### STATED GOAL
Set the listing down again in full, word for word, with the pictures left out.

[Extracted records]
■ ■ ■ ■ ■ ■ ■
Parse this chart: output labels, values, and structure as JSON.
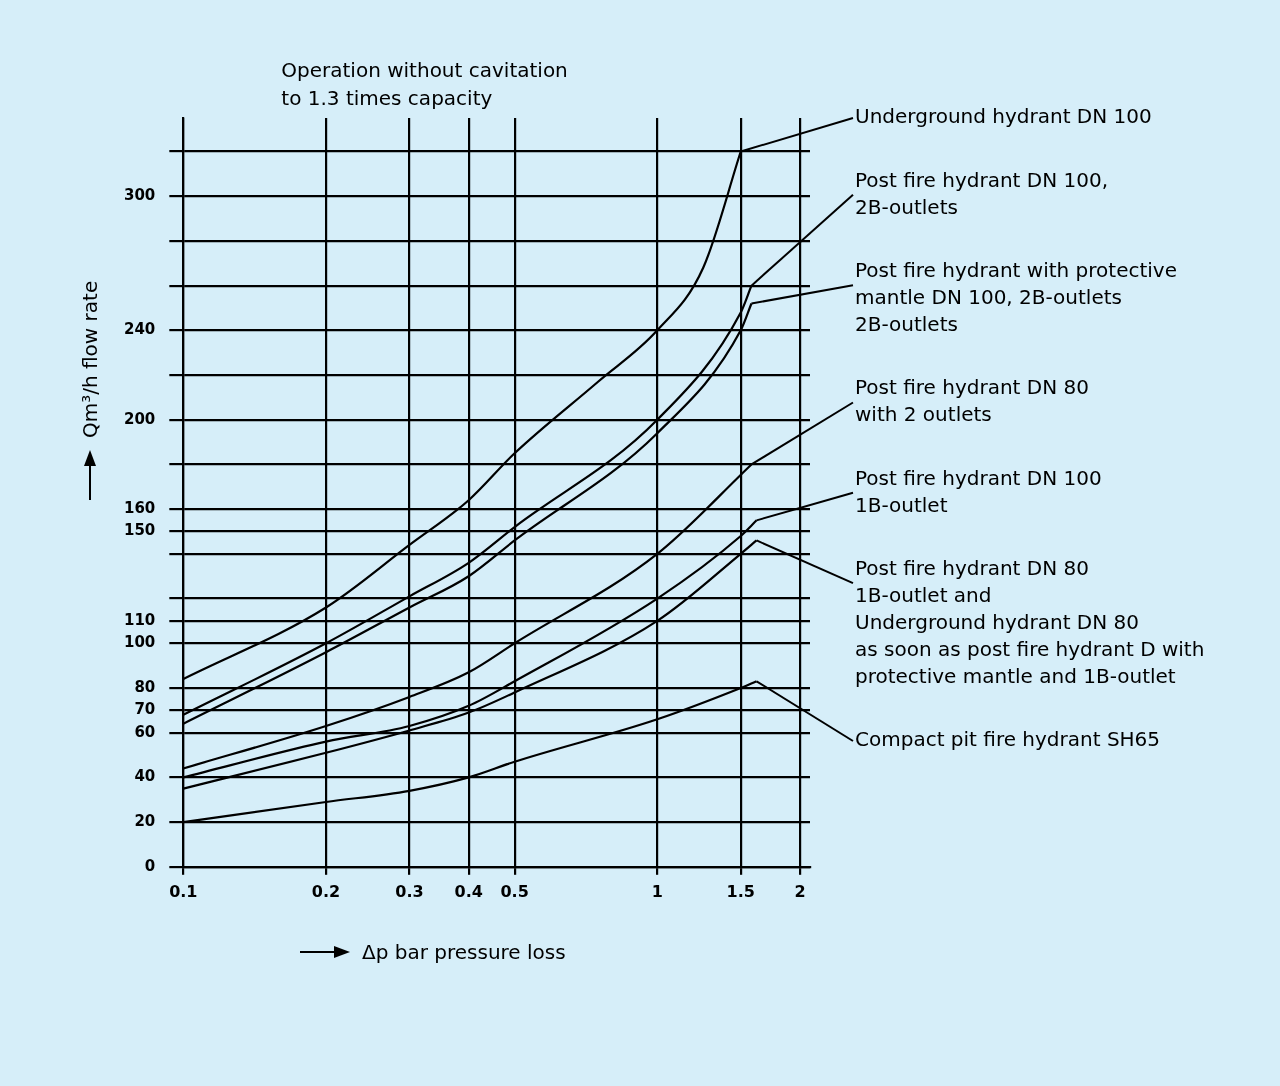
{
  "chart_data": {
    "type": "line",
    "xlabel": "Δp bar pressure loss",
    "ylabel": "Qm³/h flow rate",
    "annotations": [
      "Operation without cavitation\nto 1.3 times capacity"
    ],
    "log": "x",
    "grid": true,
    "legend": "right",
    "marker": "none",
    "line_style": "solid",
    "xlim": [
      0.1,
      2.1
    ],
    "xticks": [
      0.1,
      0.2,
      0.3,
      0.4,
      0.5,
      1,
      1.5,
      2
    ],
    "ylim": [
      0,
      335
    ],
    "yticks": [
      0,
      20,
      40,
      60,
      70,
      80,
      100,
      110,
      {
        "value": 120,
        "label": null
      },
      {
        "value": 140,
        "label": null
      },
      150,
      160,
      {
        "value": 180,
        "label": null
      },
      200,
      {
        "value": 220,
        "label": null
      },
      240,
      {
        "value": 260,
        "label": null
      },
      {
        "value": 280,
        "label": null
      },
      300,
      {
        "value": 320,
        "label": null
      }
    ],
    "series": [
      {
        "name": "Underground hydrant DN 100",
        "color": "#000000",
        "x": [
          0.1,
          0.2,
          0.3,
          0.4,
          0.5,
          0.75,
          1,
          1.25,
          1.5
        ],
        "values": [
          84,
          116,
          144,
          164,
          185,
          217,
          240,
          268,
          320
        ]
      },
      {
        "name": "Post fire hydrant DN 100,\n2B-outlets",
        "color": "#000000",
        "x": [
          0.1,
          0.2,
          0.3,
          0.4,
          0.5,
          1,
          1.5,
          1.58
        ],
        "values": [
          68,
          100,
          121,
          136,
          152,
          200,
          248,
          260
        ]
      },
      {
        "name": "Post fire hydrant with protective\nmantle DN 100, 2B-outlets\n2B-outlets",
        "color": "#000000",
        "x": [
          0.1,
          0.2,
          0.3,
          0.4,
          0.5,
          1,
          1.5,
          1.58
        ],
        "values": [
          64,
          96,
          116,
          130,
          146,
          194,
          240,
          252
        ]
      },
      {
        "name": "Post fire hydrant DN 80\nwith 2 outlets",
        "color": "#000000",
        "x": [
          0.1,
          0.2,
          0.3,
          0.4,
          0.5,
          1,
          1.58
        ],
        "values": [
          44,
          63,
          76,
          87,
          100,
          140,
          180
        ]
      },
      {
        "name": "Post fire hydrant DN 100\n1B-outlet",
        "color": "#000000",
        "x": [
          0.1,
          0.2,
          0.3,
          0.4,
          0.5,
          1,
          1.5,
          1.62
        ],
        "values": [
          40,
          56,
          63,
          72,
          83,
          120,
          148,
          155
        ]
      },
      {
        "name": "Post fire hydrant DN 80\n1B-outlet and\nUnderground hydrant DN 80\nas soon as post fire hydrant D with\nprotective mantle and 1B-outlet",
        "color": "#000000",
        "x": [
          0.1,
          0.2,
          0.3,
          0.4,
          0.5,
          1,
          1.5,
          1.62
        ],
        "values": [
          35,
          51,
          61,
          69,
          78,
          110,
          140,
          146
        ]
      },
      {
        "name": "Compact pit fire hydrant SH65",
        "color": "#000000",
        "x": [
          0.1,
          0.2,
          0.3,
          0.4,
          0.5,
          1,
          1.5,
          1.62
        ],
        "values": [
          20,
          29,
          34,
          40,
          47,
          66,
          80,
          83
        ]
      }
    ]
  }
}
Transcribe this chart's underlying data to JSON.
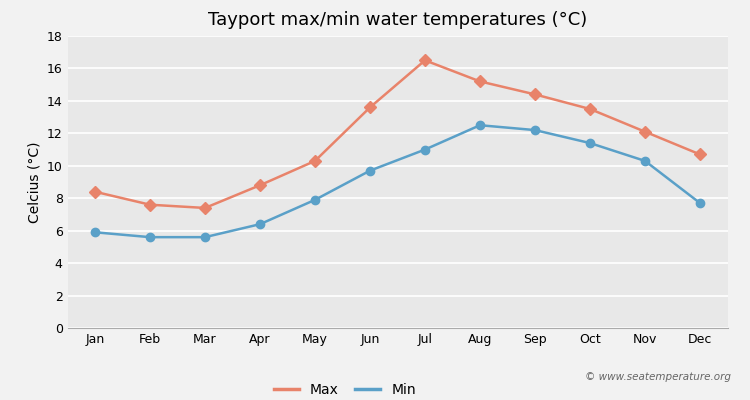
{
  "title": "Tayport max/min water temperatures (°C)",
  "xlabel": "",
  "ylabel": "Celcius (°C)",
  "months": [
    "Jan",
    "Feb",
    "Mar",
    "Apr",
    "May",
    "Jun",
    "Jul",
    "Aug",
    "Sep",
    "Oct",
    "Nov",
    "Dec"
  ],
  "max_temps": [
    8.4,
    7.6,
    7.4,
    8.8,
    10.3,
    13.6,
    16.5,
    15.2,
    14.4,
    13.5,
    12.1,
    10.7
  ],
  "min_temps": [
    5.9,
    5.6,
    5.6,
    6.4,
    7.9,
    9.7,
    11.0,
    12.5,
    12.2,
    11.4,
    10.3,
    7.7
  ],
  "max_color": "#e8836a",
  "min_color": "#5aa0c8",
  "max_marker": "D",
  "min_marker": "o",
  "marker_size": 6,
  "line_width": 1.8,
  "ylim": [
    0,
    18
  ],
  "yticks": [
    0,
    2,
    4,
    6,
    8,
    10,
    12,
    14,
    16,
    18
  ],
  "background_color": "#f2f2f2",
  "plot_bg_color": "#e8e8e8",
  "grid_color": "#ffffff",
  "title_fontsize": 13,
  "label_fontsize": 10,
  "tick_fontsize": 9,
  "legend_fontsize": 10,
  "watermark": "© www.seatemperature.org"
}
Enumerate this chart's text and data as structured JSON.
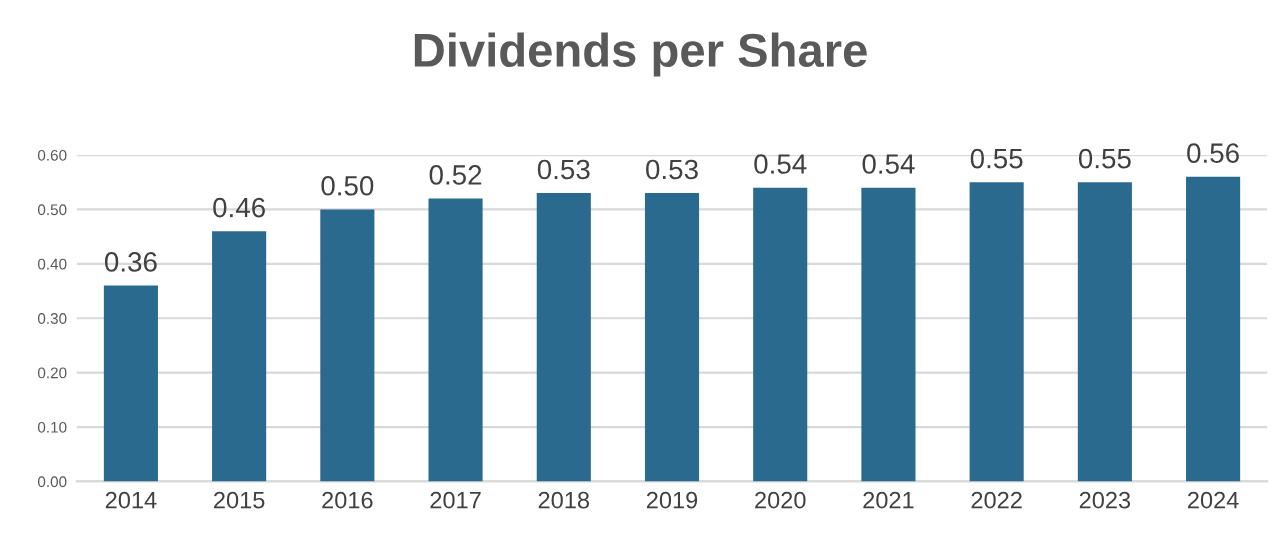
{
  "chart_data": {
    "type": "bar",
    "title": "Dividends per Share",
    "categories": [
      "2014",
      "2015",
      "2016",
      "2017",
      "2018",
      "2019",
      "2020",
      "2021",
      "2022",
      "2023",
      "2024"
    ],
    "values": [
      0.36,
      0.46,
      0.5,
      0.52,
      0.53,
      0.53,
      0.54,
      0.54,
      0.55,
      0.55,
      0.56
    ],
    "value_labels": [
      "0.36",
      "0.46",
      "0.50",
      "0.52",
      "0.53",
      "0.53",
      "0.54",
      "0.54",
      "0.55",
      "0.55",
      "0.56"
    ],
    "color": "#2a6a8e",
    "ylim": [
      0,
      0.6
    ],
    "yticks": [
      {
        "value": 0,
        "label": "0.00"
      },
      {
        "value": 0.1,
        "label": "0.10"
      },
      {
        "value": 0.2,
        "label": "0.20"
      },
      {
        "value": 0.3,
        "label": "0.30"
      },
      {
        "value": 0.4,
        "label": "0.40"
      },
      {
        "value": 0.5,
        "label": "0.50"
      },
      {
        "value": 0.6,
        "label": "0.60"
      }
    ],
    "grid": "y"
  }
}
■ ■ ■ ■ ■ ■ ■
### TASK RESPONSE
Parse this chart: output labels, values, and structure as JSON.
{
  "chart_data": {
    "type": "line",
    "xlabel": "Δp bar pressure loss",
    "ylabel": "Qm³/h flow rate",
    "annotations": [
      "Operation without cavitation\nto 1.3 times capacity"
    ],
    "log": "x",
    "grid": true,
    "legend": "right",
    "marker": "none",
    "line_style": "solid",
    "xlim": [
      0.1,
      2.1
    ],
    "xticks": [
      0.1,
      0.2,
      0.3,
      0.4,
      0.5,
      1,
      1.5,
      2
    ],
    "ylim": [
      0,
      335
    ],
    "yticks": [
      0,
      20,
      40,
      60,
      70,
      80,
      100,
      110,
      {
        "value": 120,
        "label": null
      },
      {
        "value": 140,
        "label": null
      },
      150,
      160,
      {
        "value": 180,
        "label": null
      },
      200,
      {
        "value": 220,
        "label": null
      },
      240,
      {
        "value": 260,
        "label": null
      },
      {
        "value": 280,
        "label": null
      },
      300,
      {
        "value": 320,
        "label": null
      }
    ],
    "series": [
      {
        "name": "Underground hydrant DN 100",
        "color": "#000000",
        "x": [
          0.1,
          0.2,
          0.3,
          0.4,
          0.5,
          0.75,
          1,
          1.25,
          1.5
        ],
        "values": [
          84,
          116,
          144,
          164,
          185,
          217,
          240,
          268,
          320
        ]
      },
      {
        "name": "Post fire hydrant DN 100,\n2B-outlets",
        "color": "#000000",
        "x": [
          0.1,
          0.2,
          0.3,
          0.4,
          0.5,
          1,
          1.5,
          1.58
        ],
        "values": [
          68,
          100,
          121,
          136,
          152,
          200,
          248,
          260
        ]
      },
      {
        "name": "Post fire hydrant with protective\nmantle DN 100, 2B-outlets\n2B-outlets",
        "color": "#000000",
        "x": [
          0.1,
          0.2,
          0.3,
          0.4,
          0.5,
          1,
          1.5,
          1.58
        ],
        "values": [
          64,
          96,
          116,
          130,
          146,
          194,
          240,
          252
        ]
      },
      {
        "name": "Post fire hydrant DN 80\nwith 2 outlets",
        "color": "#000000",
        "x": [
          0.1,
          0.2,
          0.3,
          0.4,
          0.5,
          1,
          1.58
        ],
        "values": [
          44,
          63,
          76,
          87,
          100,
          140,
          180
        ]
      },
      {
        "name": "Post fire hydrant DN 100\n1B-outlet",
        "color": "#000000",
        "x": [
          0.1,
          0.2,
          0.3,
          0.4,
          0.5,
          1,
          1.5,
          1.62
        ],
        "values": [
          40,
          56,
          63,
          72,
          83,
          120,
          148,
          155
        ]
      },
      {
        "name": "Post fire hydrant DN 80\n1B-outlet and\nUnderground hydrant DN 80\nas soon as post fire hydrant D with\nprotective mantle and 1B-outlet",
        "color": "#000000",
        "x": [
          0.1,
          0.2,
          0.3,
          0.4,
          0.5,
          1,
          1.5,
          1.62
        ],
        "values": [
          35,
          51,
          61,
          69,
          78,
          110,
          140,
          146
        ]
      },
      {
        "name": "Compact pit fire hydrant SH65",
        "color": "#000000",
        "x": [
          0.1,
          0.2,
          0.3,
          0.4,
          0.5,
          1,
          1.5,
          1.62
        ],
        "values": [
          20,
          29,
          34,
          40,
          47,
          66,
          80,
          83
        ]
      }
    ]
  }
}
Transcribe this chart's underlying data to JSON.
{
  "title": "Tayport max/min water temperatures (°C)",
  "xlabel": "",
  "ylabel": "Celcius (°C)",
  "months": [
    "Jan",
    "Feb",
    "Mar",
    "Apr",
    "May",
    "Jun",
    "Jul",
    "Aug",
    "Sep",
    "Oct",
    "Nov",
    "Dec"
  ],
  "max_temps": [
    8.4,
    7.6,
    7.4,
    8.8,
    10.3,
    13.6,
    16.5,
    15.2,
    14.4,
    13.5,
    12.1,
    10.7
  ],
  "min_temps": [
    5.9,
    5.6,
    5.6,
    6.4,
    7.9,
    9.7,
    11.0,
    12.5,
    12.2,
    11.4,
    10.3,
    7.7
  ],
  "max_color": "#e8836a",
  "min_color": "#5aa0c8",
  "max_marker": "D",
  "min_marker": "o",
  "marker_size": 6,
  "line_width": 1.8,
  "ylim": [
    0,
    18
  ],
  "yticks": [
    0,
    2,
    4,
    6,
    8,
    10,
    12,
    14,
    16,
    18
  ],
  "background_color": "#f2f2f2",
  "plot_bg_color": "#e8e8e8",
  "grid_color": "#ffffff",
  "title_fontsize": 13,
  "label_fontsize": 10,
  "tick_fontsize": 9,
  "legend_fontsize": 10,
  "watermark": "© www.seatemperature.org"
}
Enumerate this chart's text and data as structured JSON.
{
  "chart_data": {
    "type": "bar",
    "title": "Dividends per Share",
    "categories": [
      "2014",
      "2015",
      "2016",
      "2017",
      "2018",
      "2019",
      "2020",
      "2021",
      "2022",
      "2023",
      "2024"
    ],
    "values": [
      0.36,
      0.46,
      0.5,
      0.52,
      0.53,
      0.53,
      0.54,
      0.54,
      0.55,
      0.55,
      0.56
    ],
    "value_labels": [
      "0.36",
      "0.46",
      "0.50",
      "0.52",
      "0.53",
      "0.53",
      "0.54",
      "0.54",
      "0.55",
      "0.55",
      "0.56"
    ],
    "color": "#2a6a8e",
    "ylim": [
      0,
      0.6
    ],
    "yticks": [
      {
        "value": 0,
        "label": "0.00"
      },
      {
        "value": 0.1,
        "label": "0.10"
      },
      {
        "value": 0.2,
        "label": "0.20"
      },
      {
        "value": 0.3,
        "label": "0.30"
      },
      {
        "value": 0.4,
        "label": "0.40"
      },
      {
        "value": 0.5,
        "label": "0.50"
      },
      {
        "value": 0.6,
        "label": "0.60"
      }
    ],
    "grid": "y"
  }
}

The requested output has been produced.